● **Do this**
Tally the lines in the material below that contain the string "title", and reply with the number alone.

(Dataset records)
========================================================================

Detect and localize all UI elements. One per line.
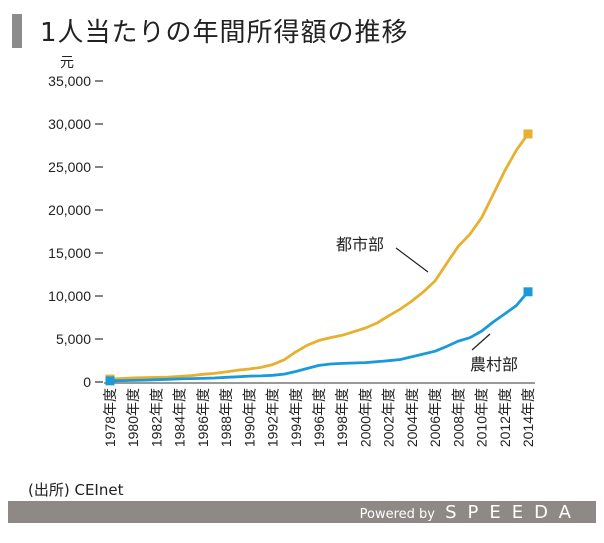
footer-brand-logo: SPEEDA — [445, 502, 582, 523]
x-tick-label: 1992年度 — [265, 388, 281, 447]
x-tick-label: 1988年度 — [218, 388, 234, 447]
x-tick-label: 1998年度 — [334, 388, 350, 447]
x-tick-label: 2006年度 — [427, 388, 443, 447]
x-tick-label: 2008年度 — [450, 388, 466, 447]
footer-bar: Powered by SPEEDA — [8, 501, 596, 523]
title-accent-bar — [12, 14, 22, 48]
leader-line-rural — [471, 333, 491, 351]
y-tick-label: 15,000 — [48, 245, 91, 261]
x-tick-label: 1980年度 — [125, 388, 141, 447]
source-note: (出所) CEInet — [28, 481, 124, 499]
series-start-marker — [105, 376, 115, 386]
series-line-urban — [108, 132, 530, 381]
x-tick-label: 2012年度 — [497, 388, 513, 447]
x-tick-label: 1978年度 — [102, 388, 118, 447]
x-tick-label: 2010年度 — [474, 388, 490, 447]
line-chart: 元 0 5,000 10,000 15,000 20,000 25,000 30,000 35,… — [48, 54, 536, 447]
series-end-marker — [523, 287, 533, 297]
x-tick-label: 1984年度 — [172, 388, 188, 447]
x-tick-label: 1986年度 — [195, 388, 211, 447]
y-tick-label: 25,000 — [48, 159, 91, 175]
x-tick-label: 2002年度 — [381, 388, 397, 447]
footer-powered-by: Powered by — [359, 507, 435, 522]
x-tick-label: 1982年度 — [148, 388, 164, 447]
x-tick-label: 2004年度 — [404, 388, 420, 447]
y-tick-label: 20,000 — [48, 202, 91, 218]
y-tick-label: 10,000 — [48, 288, 91, 304]
page-title: 1人当たりの年間所得額の推移 — [40, 18, 409, 48]
x-tick-label: 1994年度 — [288, 388, 304, 447]
y-tick-label: 5,000 — [56, 331, 91, 347]
x-tick-label: 2000年度 — [357, 388, 373, 447]
series-label-urban: 都市部 — [336, 236, 384, 254]
y-axis-unit: 元 — [60, 54, 74, 70]
series-label-rural: 農村部 — [470, 356, 518, 374]
y-tick-label: 30,000 — [48, 116, 91, 132]
series-line-rural — [108, 290, 530, 383]
series-end-marker — [523, 129, 533, 139]
y-tick-label: 35,000 — [48, 73, 91, 89]
x-tick-label: 1990年度 — [241, 388, 257, 447]
x-tick-label: 1996年度 — [311, 388, 327, 447]
y-tick-label: 0 — [83, 374, 91, 390]
x-tick-label: 2014年度 — [520, 388, 536, 447]
footer-credit: Powered by SPEEDA — [360, 502, 582, 523]
leader-line-urban — [395, 247, 429, 273]
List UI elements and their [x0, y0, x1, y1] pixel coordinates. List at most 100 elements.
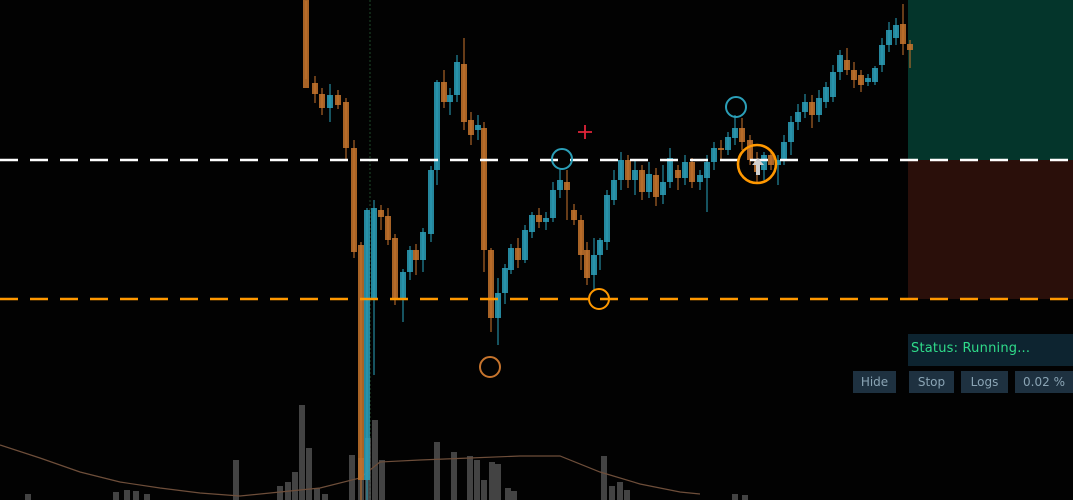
candle-body — [385, 216, 391, 240]
hide-button[interactable]: Hide — [853, 371, 896, 393]
candle-body — [646, 174, 652, 192]
candle-body — [481, 128, 487, 250]
candle-body — [858, 75, 864, 85]
signal-ring-marker — [551, 148, 573, 170]
candle-body — [591, 255, 597, 275]
volume-bar — [489, 462, 495, 500]
volume-bar — [511, 491, 517, 500]
volume-bar — [292, 472, 298, 500]
candle-body — [625, 160, 631, 180]
volume-bar — [25, 494, 31, 500]
candle-body — [502, 268, 508, 293]
candle-body — [358, 245, 364, 480]
candle-body — [407, 250, 413, 272]
candle-body — [335, 95, 341, 105]
candle-body — [653, 175, 659, 197]
volume-bar — [601, 456, 607, 500]
candle-body — [837, 55, 843, 72]
candle-body — [907, 44, 913, 50]
candle-body — [495, 293, 501, 318]
candle-body — [682, 162, 688, 178]
signal-ring-marker — [588, 288, 610, 310]
candle-body — [697, 175, 703, 182]
candle-body — [795, 112, 801, 122]
signal-ring-marker — [725, 96, 747, 118]
candle-body — [468, 120, 474, 135]
volume-bar — [481, 480, 487, 500]
candle-body — [851, 70, 857, 80]
candle-body — [775, 160, 781, 165]
candle-body — [802, 102, 808, 112]
candle-body — [428, 170, 434, 234]
volume-bar — [451, 452, 457, 500]
volume-bar — [505, 488, 511, 500]
signal-ring-marker — [479, 356, 501, 378]
candle-body — [319, 94, 325, 108]
candle-body — [689, 162, 695, 182]
candle-body — [872, 68, 878, 82]
loss-zone — [908, 160, 1073, 299]
candle-body — [718, 148, 724, 150]
candle-body — [788, 122, 794, 142]
candle-body — [475, 125, 481, 130]
volume-bar — [124, 490, 130, 500]
candle-body — [522, 230, 528, 260]
candle-body — [378, 210, 384, 217]
percent-button[interactable]: 0.02 % — [1015, 371, 1073, 393]
marker-layer — [479, 96, 778, 378]
volume-layer — [0, 405, 748, 500]
volume-bar — [467, 456, 473, 500]
volume-bar — [609, 486, 615, 500]
zones-layer — [908, 0, 1073, 299]
candle-body — [865, 78, 871, 82]
volume-bar — [732, 494, 738, 500]
candle-body — [618, 160, 624, 180]
profit-zone — [908, 0, 1073, 160]
volume-bar — [113, 492, 119, 500]
stop-button[interactable]: Stop — [909, 371, 954, 393]
candle-body — [578, 220, 584, 255]
candle-body — [434, 82, 440, 170]
candle-body — [508, 248, 514, 270]
candle-body — [781, 142, 787, 160]
candle-body — [725, 137, 731, 150]
candle-body — [400, 272, 406, 300]
candle-body — [392, 238, 398, 298]
candle-body — [879, 45, 885, 65]
candle-body — [900, 24, 906, 44]
candle-body — [447, 95, 453, 102]
volume-bar — [314, 488, 320, 500]
candle-body — [667, 158, 673, 182]
candle-body — [413, 250, 419, 260]
candle-body — [816, 98, 822, 115]
volume-bar — [624, 490, 630, 500]
candle-body — [536, 215, 542, 222]
red-cross-marker — [578, 125, 592, 139]
candle-body — [441, 82, 447, 102]
candle-body — [543, 218, 549, 222]
volume-bar — [474, 460, 480, 500]
candle-body — [515, 248, 521, 260]
status-label: Status: Running... — [911, 341, 1031, 356]
volume-bar — [306, 448, 312, 500]
candle-body — [597, 240, 603, 255]
candle-body — [704, 162, 710, 178]
candle-body — [611, 180, 617, 200]
candle-body — [557, 180, 563, 190]
logs-button[interactable]: Logs — [961, 371, 1008, 393]
volume-bar — [379, 460, 385, 500]
signal-ring-marker — [736, 143, 778, 185]
volume-bar — [144, 494, 150, 500]
candle-body — [488, 250, 494, 318]
candle-body — [732, 128, 738, 138]
candle-body — [830, 72, 836, 97]
candle-body — [364, 210, 370, 480]
candle-body — [886, 30, 892, 45]
candle-body — [371, 208, 377, 300]
candle-body — [343, 102, 349, 148]
volume-bar — [299, 405, 305, 500]
candle-body — [632, 170, 638, 180]
buy-arrow-marker — [752, 158, 764, 175]
candle-body — [768, 155, 774, 165]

========================================================================

● **Correct answer**
2